--- BEGIN Given data ---

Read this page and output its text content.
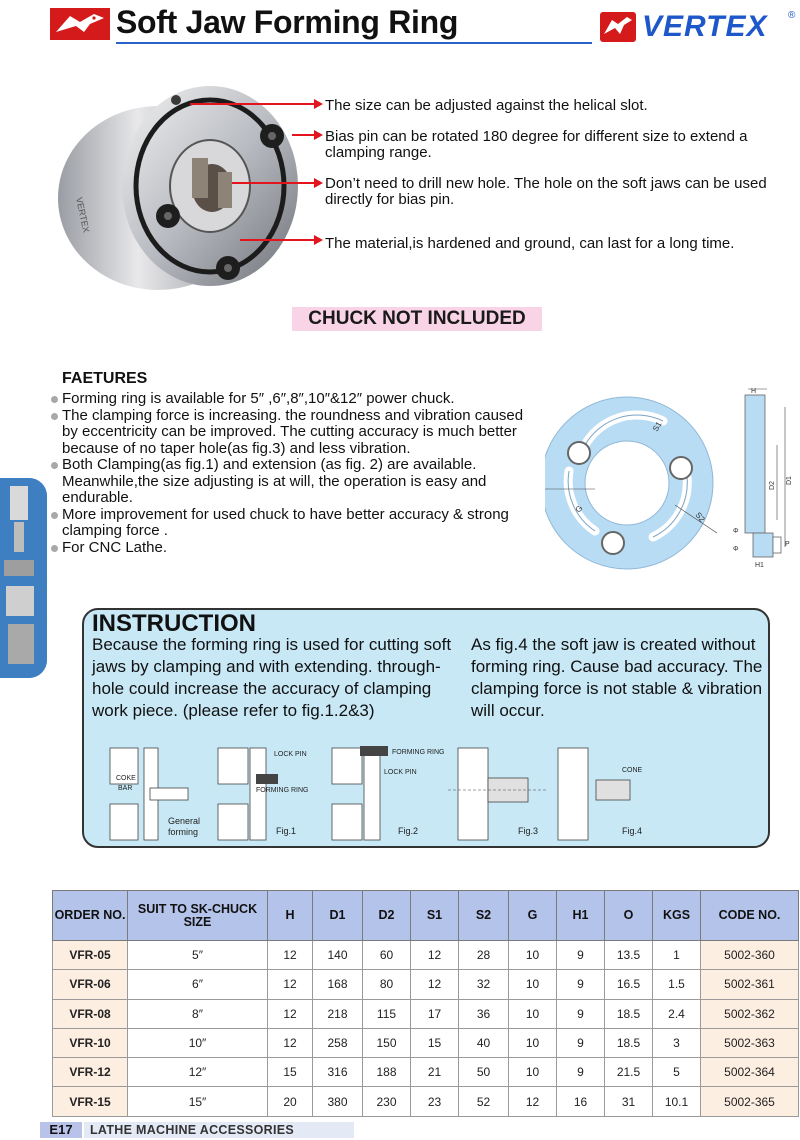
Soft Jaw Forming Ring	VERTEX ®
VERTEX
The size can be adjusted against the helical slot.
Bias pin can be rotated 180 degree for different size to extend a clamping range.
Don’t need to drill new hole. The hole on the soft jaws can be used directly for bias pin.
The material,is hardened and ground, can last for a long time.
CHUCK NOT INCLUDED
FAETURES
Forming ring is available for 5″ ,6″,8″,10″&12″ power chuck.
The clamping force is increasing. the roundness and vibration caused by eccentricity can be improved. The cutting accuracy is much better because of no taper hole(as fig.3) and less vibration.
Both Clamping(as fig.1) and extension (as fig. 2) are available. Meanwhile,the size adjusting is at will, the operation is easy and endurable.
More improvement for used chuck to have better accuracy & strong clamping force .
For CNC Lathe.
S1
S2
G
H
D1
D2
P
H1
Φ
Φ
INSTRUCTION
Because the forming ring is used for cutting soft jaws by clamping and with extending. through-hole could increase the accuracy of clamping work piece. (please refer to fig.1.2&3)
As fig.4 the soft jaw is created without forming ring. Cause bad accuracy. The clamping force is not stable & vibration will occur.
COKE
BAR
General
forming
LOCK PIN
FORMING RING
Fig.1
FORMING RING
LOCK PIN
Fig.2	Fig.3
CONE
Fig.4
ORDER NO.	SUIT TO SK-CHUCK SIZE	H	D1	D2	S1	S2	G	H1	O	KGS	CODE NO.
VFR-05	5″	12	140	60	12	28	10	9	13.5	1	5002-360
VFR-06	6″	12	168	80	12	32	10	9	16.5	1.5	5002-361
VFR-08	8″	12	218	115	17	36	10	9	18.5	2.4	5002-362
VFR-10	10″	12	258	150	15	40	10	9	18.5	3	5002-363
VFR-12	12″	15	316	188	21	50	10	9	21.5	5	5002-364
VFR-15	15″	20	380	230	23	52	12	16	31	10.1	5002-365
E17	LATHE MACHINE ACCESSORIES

--- END Given data ---
--- BEGIN Given data ---

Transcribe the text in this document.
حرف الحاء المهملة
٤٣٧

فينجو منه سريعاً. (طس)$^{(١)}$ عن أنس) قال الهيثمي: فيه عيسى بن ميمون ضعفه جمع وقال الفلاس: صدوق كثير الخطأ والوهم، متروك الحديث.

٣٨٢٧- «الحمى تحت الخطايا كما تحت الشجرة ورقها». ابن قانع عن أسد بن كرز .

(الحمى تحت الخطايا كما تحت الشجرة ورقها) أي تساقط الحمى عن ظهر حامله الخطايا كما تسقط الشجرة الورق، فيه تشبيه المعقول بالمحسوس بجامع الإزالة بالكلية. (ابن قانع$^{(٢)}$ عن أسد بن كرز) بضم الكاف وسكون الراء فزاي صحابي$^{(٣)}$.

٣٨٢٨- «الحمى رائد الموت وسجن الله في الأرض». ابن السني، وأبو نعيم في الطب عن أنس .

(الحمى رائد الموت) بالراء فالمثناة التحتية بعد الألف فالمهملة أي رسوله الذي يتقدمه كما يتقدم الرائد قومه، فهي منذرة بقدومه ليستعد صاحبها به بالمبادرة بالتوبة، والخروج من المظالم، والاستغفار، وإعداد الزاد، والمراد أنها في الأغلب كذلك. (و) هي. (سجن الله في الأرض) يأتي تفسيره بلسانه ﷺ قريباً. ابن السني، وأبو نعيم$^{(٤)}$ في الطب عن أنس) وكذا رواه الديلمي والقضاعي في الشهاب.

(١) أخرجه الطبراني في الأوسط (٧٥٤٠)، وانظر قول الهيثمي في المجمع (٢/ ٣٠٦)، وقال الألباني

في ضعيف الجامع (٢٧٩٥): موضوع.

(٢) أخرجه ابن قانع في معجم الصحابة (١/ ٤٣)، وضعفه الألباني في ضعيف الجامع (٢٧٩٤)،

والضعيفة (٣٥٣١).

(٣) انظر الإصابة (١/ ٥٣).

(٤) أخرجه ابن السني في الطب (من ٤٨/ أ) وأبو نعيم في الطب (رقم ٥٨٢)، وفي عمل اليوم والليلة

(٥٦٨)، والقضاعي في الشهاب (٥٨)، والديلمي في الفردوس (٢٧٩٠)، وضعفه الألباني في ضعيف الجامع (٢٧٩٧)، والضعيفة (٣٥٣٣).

--- END Given data ---

● Objective: Copy down every line of the material above that includes the string "VERTEX".

● Exercise result:
Soft Jaw Forming Ring	VERTEX ®
VERTEX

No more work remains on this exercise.